Objective:
Determine the number of lines holding the word "JSON"; answer with that number only.

-- START OF Excerpted records --

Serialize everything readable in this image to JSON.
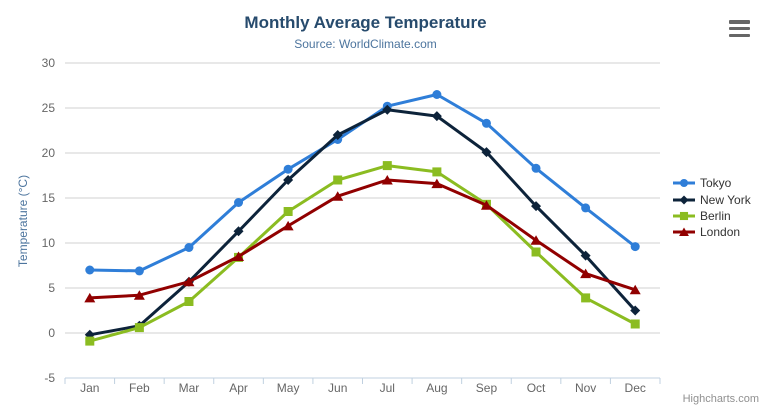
{
  "header": {
    "title": "Monthly Average Temperature",
    "subtitle": "Source: WorldClimate.com"
  },
  "toolbar": {
    "menu_icon": "hamburger-menu-icon"
  },
  "chart_data": {
    "type": "line",
    "title": "Monthly Average Temperature",
    "subtitle": "Source: WorldClimate.com",
    "categories": [
      "Jan",
      "Feb",
      "Mar",
      "Apr",
      "May",
      "Jun",
      "Jul",
      "Aug",
      "Sep",
      "Oct",
      "Nov",
      "Dec"
    ],
    "series": [
      {
        "name": "Tokyo",
        "color": "#2f7ed8",
        "marker": "circle",
        "values": [
          7.0,
          6.9,
          9.5,
          14.5,
          18.2,
          21.5,
          25.2,
          26.5,
          23.3,
          18.3,
          13.9,
          9.6
        ]
      },
      {
        "name": "New York",
        "color": "#0d233a",
        "marker": "diamond",
        "values": [
          -0.2,
          0.8,
          5.7,
          11.3,
          17.0,
          22.0,
          24.8,
          24.1,
          20.1,
          14.1,
          8.6,
          2.5
        ]
      },
      {
        "name": "Berlin",
        "color": "#8bbc21",
        "marker": "square",
        "values": [
          -0.9,
          0.6,
          3.5,
          8.4,
          13.5,
          17.0,
          18.6,
          17.9,
          14.3,
          9.0,
          3.9,
          1.0
        ]
      },
      {
        "name": "London",
        "color": "#910000",
        "marker": "triangle",
        "values": [
          3.9,
          4.2,
          5.7,
          8.5,
          11.9,
          15.2,
          17.0,
          16.6,
          14.2,
          10.3,
          6.6,
          4.8
        ]
      }
    ],
    "xlabel": "",
    "ylabel": "Temperature (°C)",
    "ylim": [
      -5,
      30
    ],
    "yticks": [
      -5,
      0,
      5,
      10,
      15,
      20,
      25,
      30
    ],
    "grid": true,
    "legend_position": "right"
  },
  "credits": {
    "label": "Highcharts.com"
  },
  "colors": {
    "title": "#274b6d",
    "subtitle": "#4d759e",
    "axis_label": "#666666",
    "gridline": "#d0d0d0",
    "axis_line": "#c0d0e0",
    "legend_text": "#333333",
    "credits": "#909090"
  }
}
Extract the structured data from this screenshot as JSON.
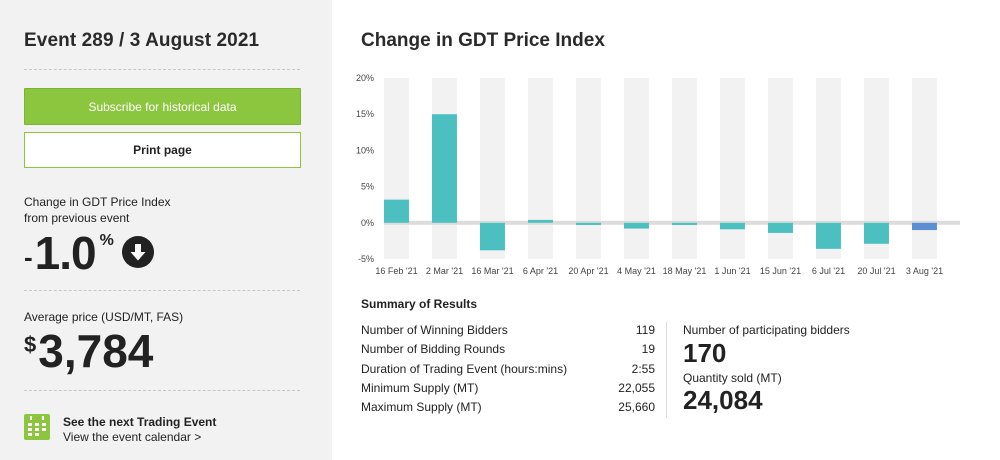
{
  "event": {
    "title": "Event 289 / 3 August 2021"
  },
  "buttons": {
    "subscribe": "Subscribe for historical data",
    "print": "Print page"
  },
  "change": {
    "label_line1": "Change in GDT Price Index",
    "label_line2": "from previous event",
    "sign": "-",
    "value": "1.0",
    "unit": "%",
    "direction_icon": "arrow-down-circle-icon"
  },
  "average": {
    "label": "Average price (USD/MT, FAS)",
    "currency": "$",
    "value": "3,784"
  },
  "next_event": {
    "title": "See the next Trading Event",
    "link": "View the event calendar >",
    "icon": "calendar-icon"
  },
  "chart_title": "Change in GDT Price Index",
  "chart_data": {
    "type": "bar",
    "categories": [
      "16 Feb '21",
      "2 Mar '21",
      "16 Mar '21",
      "6 Apr '21",
      "20 Apr '21",
      "4 May '21",
      "18 May '21",
      "1 Jun '21",
      "15 Jun '21",
      "6 Jul '21",
      "20 Jul '21",
      "3 Aug '21"
    ],
    "values": [
      3.2,
      15.0,
      -3.8,
      0.4,
      -0.3,
      -0.8,
      -0.3,
      -0.9,
      -1.4,
      -3.6,
      -2.9,
      -1.0
    ],
    "y_ticks": [
      "20%",
      "15%",
      "10%",
      "5%",
      "0%",
      "-5%"
    ],
    "ylim": [
      -5,
      20
    ],
    "grid": false,
    "colors": {
      "bar": "#4cc0c0",
      "latest": "#5b8fd4",
      "band": "#f2f2f2",
      "zero": "#dcdcdc"
    }
  },
  "summary": {
    "title": "Summary of Results",
    "rows": [
      {
        "label": "Number of Winning Bidders",
        "value": "119"
      },
      {
        "label": "Number of Bidding Rounds",
        "value": "19"
      },
      {
        "label": "Duration of Trading Event (hours:mins)",
        "value": "2:55"
      },
      {
        "label": "Minimum Supply (MT)",
        "value": "22,055"
      },
      {
        "label": "Maximum Supply (MT)",
        "value": "25,660"
      }
    ],
    "participating_label": "Number of participating bidders",
    "participating_value": "170",
    "quantity_label": "Quantity sold (MT)",
    "quantity_value": "24,084"
  }
}
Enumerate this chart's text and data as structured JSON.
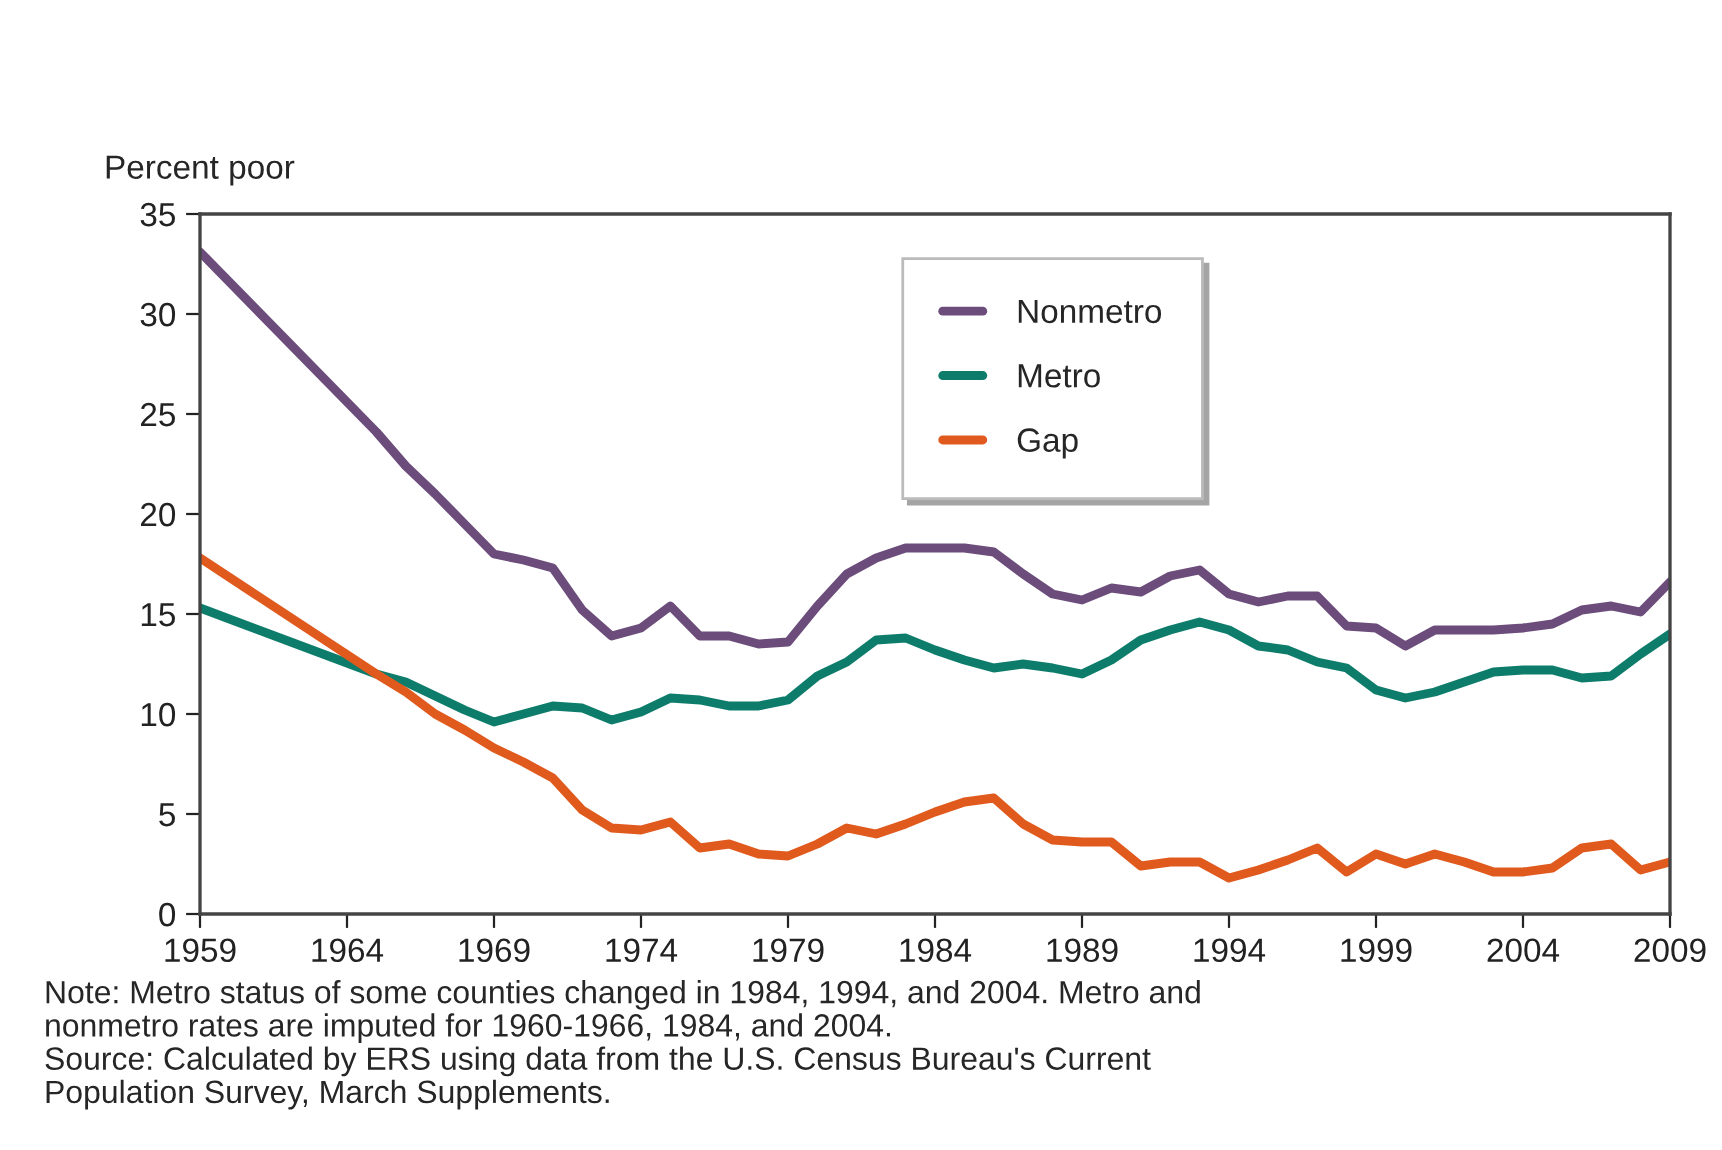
{
  "chart_data": {
    "type": "line",
    "ylabel": "Percent poor",
    "x": [
      1959,
      1965,
      1966,
      1967,
      1968,
      1969,
      1970,
      1971,
      1972,
      1973,
      1974,
      1975,
      1976,
      1977,
      1978,
      1979,
      1980,
      1981,
      1982,
      1983,
      1984,
      1985,
      1986,
      1987,
      1988,
      1989,
      1990,
      1991,
      1992,
      1993,
      1994,
      1995,
      1996,
      1997,
      1998,
      1999,
      2000,
      2001,
      2002,
      2003,
      2004,
      2005,
      2006,
      2007,
      2008,
      2009
    ],
    "series": [
      {
        "name": "Nonmetro",
        "color": "#6b4c7a",
        "values": [
          33.1,
          24.1,
          22.4,
          21.0,
          19.5,
          18.0,
          17.7,
          17.3,
          15.2,
          13.9,
          14.3,
          15.4,
          13.9,
          13.9,
          13.5,
          13.6,
          15.4,
          17.0,
          17.8,
          18.3,
          18.3,
          18.3,
          18.1,
          17.0,
          16.0,
          15.7,
          16.3,
          16.1,
          16.9,
          17.2,
          16.0,
          15.6,
          15.9,
          15.9,
          14.4,
          14.3,
          13.4,
          14.2,
          14.2,
          14.2,
          14.3,
          14.5,
          15.2,
          15.4,
          15.1,
          16.6
        ]
      },
      {
        "name": "Metro",
        "color": "#0e7c6b",
        "values": [
          15.3,
          12.0,
          11.6,
          10.9,
          10.2,
          9.6,
          10.0,
          10.4,
          10.3,
          9.7,
          10.1,
          10.8,
          10.7,
          10.4,
          10.4,
          10.7,
          11.9,
          12.6,
          13.7,
          13.8,
          13.2,
          12.7,
          12.3,
          12.5,
          12.3,
          12.0,
          12.7,
          13.7,
          14.2,
          14.6,
          14.2,
          13.4,
          13.2,
          12.6,
          12.3,
          11.2,
          10.8,
          11.1,
          11.6,
          12.1,
          12.2,
          12.2,
          11.8,
          11.9,
          13.0,
          14.0
        ]
      },
      {
        "name": "Gap",
        "color": "#e05a1e",
        "values": [
          17.8,
          12.0,
          11.1,
          10.0,
          9.2,
          8.3,
          7.6,
          6.8,
          5.2,
          4.3,
          4.2,
          4.6,
          3.3,
          3.5,
          3.0,
          2.9,
          3.5,
          4.3,
          4.0,
          4.5,
          5.1,
          5.6,
          5.8,
          4.5,
          3.7,
          3.6,
          3.6,
          2.4,
          2.6,
          2.6,
          1.8,
          2.2,
          2.7,
          3.3,
          2.1,
          3.0,
          2.5,
          3.0,
          2.6,
          2.1,
          2.1,
          2.3,
          3.3,
          3.5,
          2.2,
          2.6
        ]
      }
    ],
    "xlim": [
      1959,
      2009
    ],
    "xticks": [
      1959,
      1964,
      1969,
      1974,
      1979,
      1984,
      1989,
      1994,
      1999,
      2004,
      2009
    ],
    "ylim": [
      0,
      35
    ],
    "yticks": [
      0,
      5,
      10,
      15,
      20,
      25,
      30,
      35
    ],
    "grid": false,
    "legend": "top",
    "marker": "none",
    "line_style": "solid",
    "annotations": [
      "Note: Metro status of some counties changed in 1984, 1994, and 2004. Metro and\nnonmetro rates are imputed for 1960-1966, 1984, and 2004.\nSource: Calculated by ERS using data from the U.S. Census Bureau's Current\nPopulation Survey, March Supplements."
    ]
  }
}
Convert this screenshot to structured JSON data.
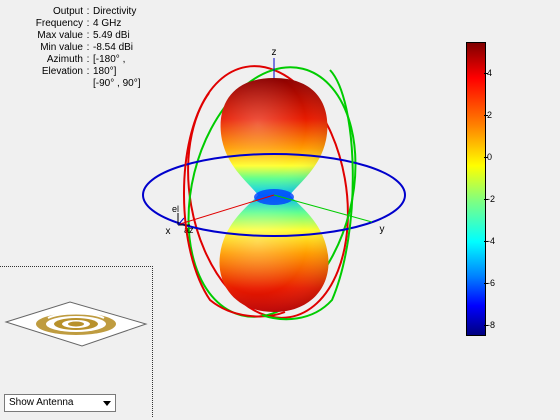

-- END OF Excerpted records --

Task output:
4